[Stored records]

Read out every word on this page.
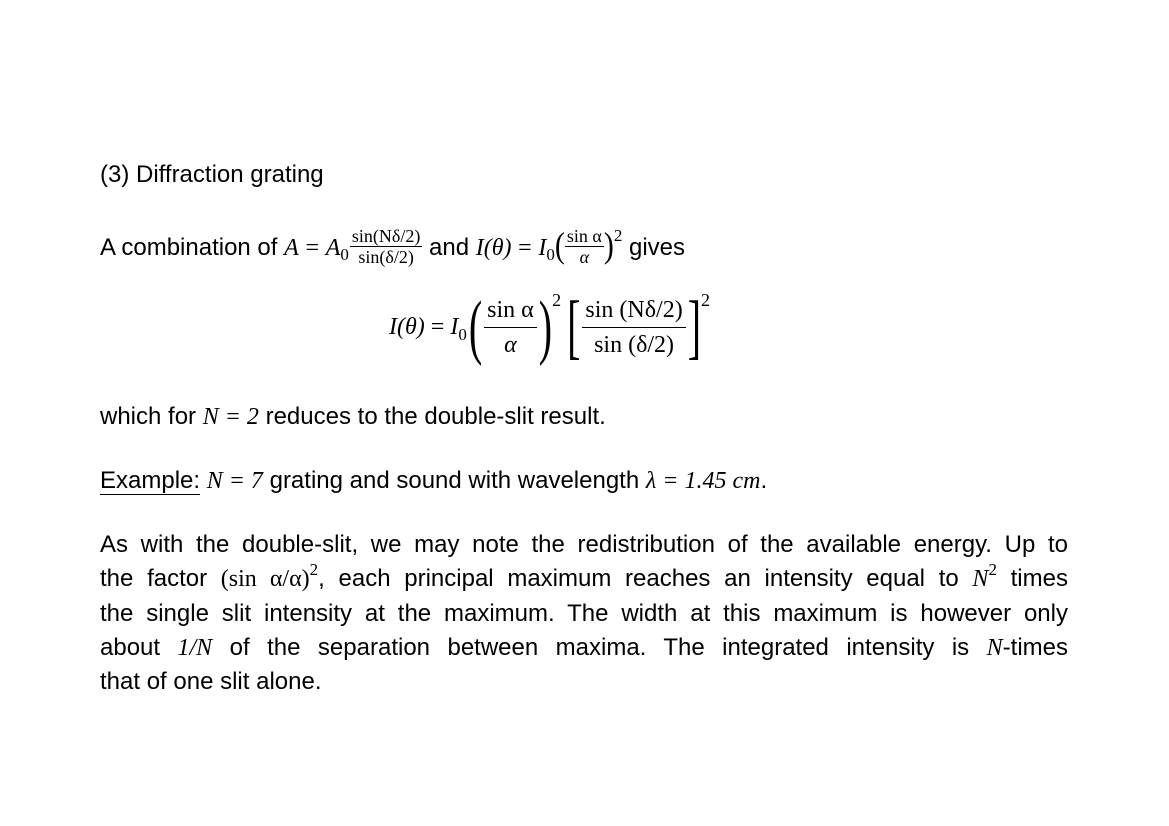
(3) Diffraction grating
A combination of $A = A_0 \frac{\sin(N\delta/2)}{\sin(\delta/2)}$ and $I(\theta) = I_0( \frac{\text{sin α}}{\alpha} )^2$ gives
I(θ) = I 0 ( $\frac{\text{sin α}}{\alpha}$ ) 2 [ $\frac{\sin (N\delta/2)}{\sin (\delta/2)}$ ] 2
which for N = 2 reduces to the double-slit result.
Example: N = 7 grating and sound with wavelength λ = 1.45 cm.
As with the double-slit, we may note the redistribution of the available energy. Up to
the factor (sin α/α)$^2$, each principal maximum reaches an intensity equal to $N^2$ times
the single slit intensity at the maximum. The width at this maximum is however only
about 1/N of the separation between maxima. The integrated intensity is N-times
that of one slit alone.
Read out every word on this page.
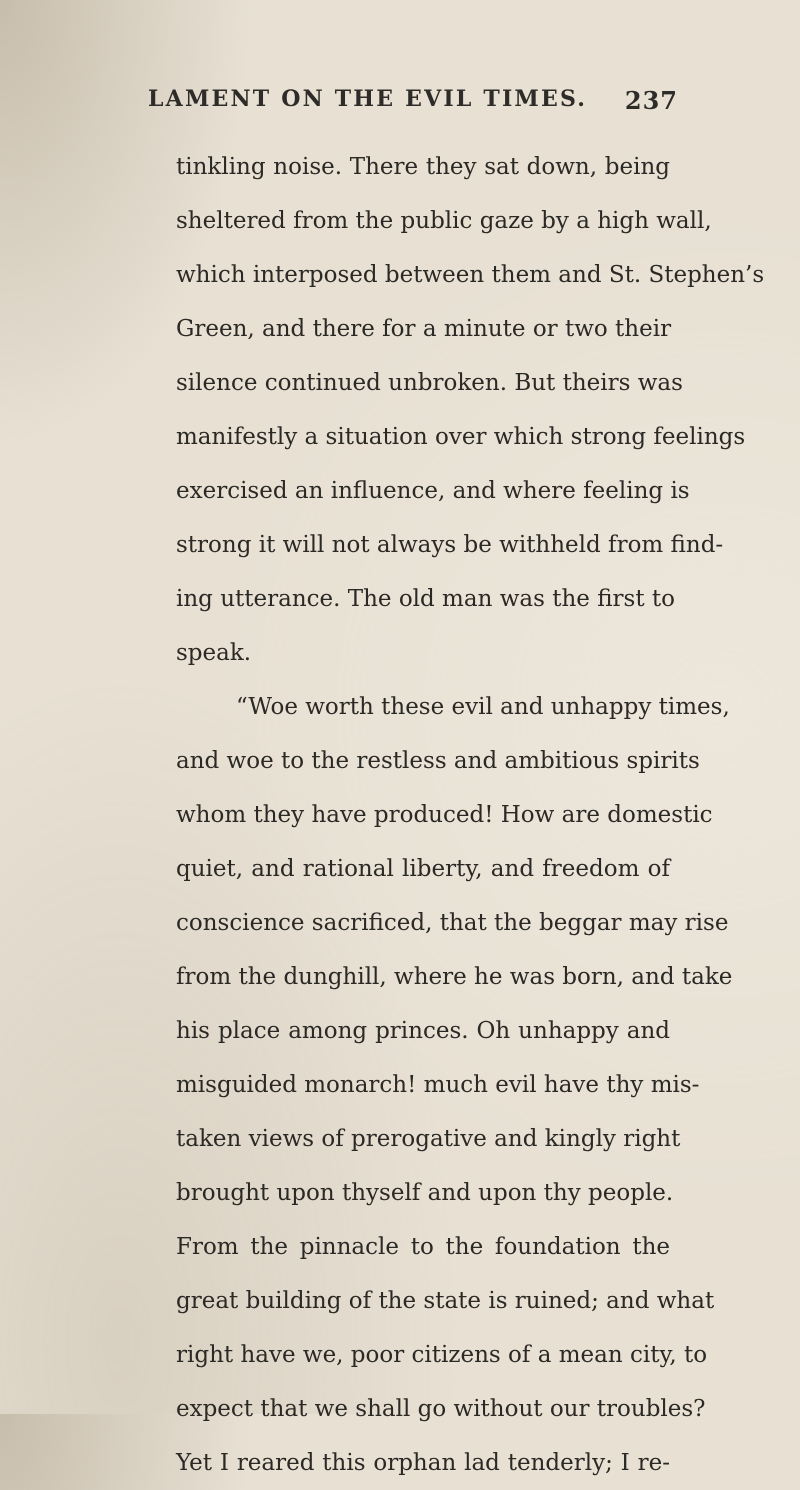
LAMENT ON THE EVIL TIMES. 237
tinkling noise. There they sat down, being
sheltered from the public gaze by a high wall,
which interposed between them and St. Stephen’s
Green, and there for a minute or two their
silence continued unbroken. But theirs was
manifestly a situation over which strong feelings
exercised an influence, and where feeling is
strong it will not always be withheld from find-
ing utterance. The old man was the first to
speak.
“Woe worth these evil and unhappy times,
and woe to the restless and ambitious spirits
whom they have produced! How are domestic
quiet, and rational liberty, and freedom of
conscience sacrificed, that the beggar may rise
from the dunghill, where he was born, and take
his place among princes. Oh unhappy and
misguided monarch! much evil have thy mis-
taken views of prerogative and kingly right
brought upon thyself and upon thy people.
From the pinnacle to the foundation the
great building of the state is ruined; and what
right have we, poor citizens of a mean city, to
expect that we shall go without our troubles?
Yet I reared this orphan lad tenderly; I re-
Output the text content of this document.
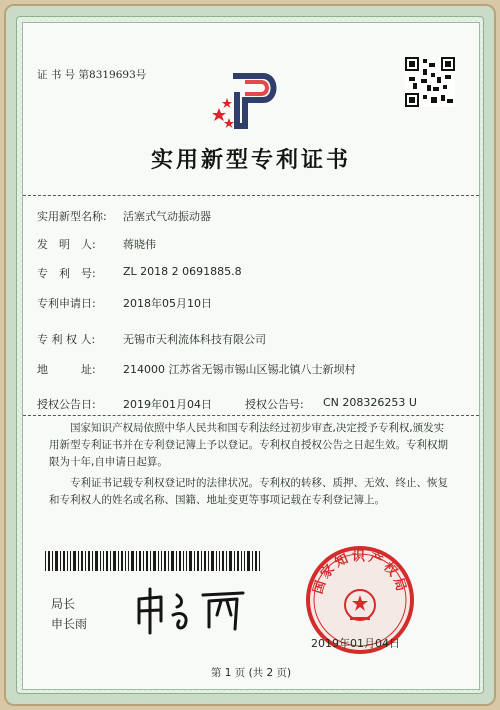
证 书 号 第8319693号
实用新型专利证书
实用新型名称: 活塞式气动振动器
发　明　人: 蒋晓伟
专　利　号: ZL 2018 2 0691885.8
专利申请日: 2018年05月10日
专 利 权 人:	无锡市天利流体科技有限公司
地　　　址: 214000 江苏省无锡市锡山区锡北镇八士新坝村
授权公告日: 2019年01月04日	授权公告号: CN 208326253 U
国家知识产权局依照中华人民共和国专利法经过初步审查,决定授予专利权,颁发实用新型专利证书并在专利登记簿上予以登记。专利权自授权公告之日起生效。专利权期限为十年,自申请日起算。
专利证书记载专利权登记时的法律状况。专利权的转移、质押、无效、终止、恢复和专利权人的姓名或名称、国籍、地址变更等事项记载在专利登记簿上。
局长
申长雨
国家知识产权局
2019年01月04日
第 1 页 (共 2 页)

_DIRECTIONS_:
Omit the pictures. Output every record above word for word.

_REPLY TO THE EXERCISE_:
Read out every word on this page.
(3) Diffraction grating
A combination of $A = A_0 \frac{\sin(N\delta/2)}{\sin(\delta/2)}$ and $I(\theta) = I_0( \frac{\text{sin α}}{\alpha} )^2$ gives
I(θ) = I 0 ( $\frac{\text{sin α}}{\alpha}$ ) 2 [ $\frac{\sin (N\delta/2)}{\sin (\delta/2)}$ ] 2
which for N = 2 reduces to the double-slit result.
Example: N = 7 grating and sound with wavelength λ = 1.45 cm.
As with the double-slit, we may note the redistribution of the available energy. Up to
the factor (sin α/α)$^2$, each principal maximum reaches an intensity equal to $N^2$ times
the single slit intensity at the maximum. The width at this maximum is however only
about 1/N of the separation between maxima. The integrated intensity is N-times
that of one slit alone.
Read out every word on this page.
LAMENT ON THE EVIL TIMES. 237
tinkling noise. There they sat down, being
sheltered from the public gaze by a high wall,
which interposed between them and St. Stephen’s
Green, and there for a minute or two their
silence continued unbroken. But theirs was
manifestly a situation over which strong feelings
exercised an influence, and where feeling is
strong it will not always be withheld from find-
ing utterance. The old man was the first to
speak.
“Woe worth these evil and unhappy times,
and woe to the restless and ambitious spirits
whom they have produced! How are domestic
quiet, and rational liberty, and freedom of
conscience sacrificed, that the beggar may rise
from the dunghill, where he was born, and take
his place among princes. Oh unhappy and
misguided monarch! much evil have thy mis-
taken views of prerogative and kingly right
brought upon thyself and upon thy people.
From the pinnacle to the foundation the
great building of the state is ruined; and what
right have we, poor citizens of a mean city, to
expect that we shall go without our troubles?
Yet I reared this orphan lad tenderly; I re-
Output the text content of this document.
证 书 号 第8319693号
实用新型专利证书
实用新型名称: 活塞式气动振动器
发　明　人: 蒋晓伟
专　利　号: ZL 2018 2 0691885.8
专利申请日: 2018年05月10日
专 利 权 人:	无锡市天利流体科技有限公司
地　　　址: 214000 江苏省无锡市锡山区锡北镇八士新坝村
授权公告日: 2019年01月04日	授权公告号: CN 208326253 U
国家知识产权局依照中华人民共和国专利法经过初步审查,决定授予专利权,颁发实用新型专利证书并在专利登记簿上予以登记。专利权自授权公告之日起生效。专利权期限为十年,自申请日起算。
专利证书记载专利权登记时的法律状况。专利权的转移、质押、无效、终止、恢复和专利权人的姓名或名称、国籍、地址变更等事项记载在专利登记簿上。
局长
申长雨
国家知识产权局
2019年01月04日
第 1 页 (共 2 页)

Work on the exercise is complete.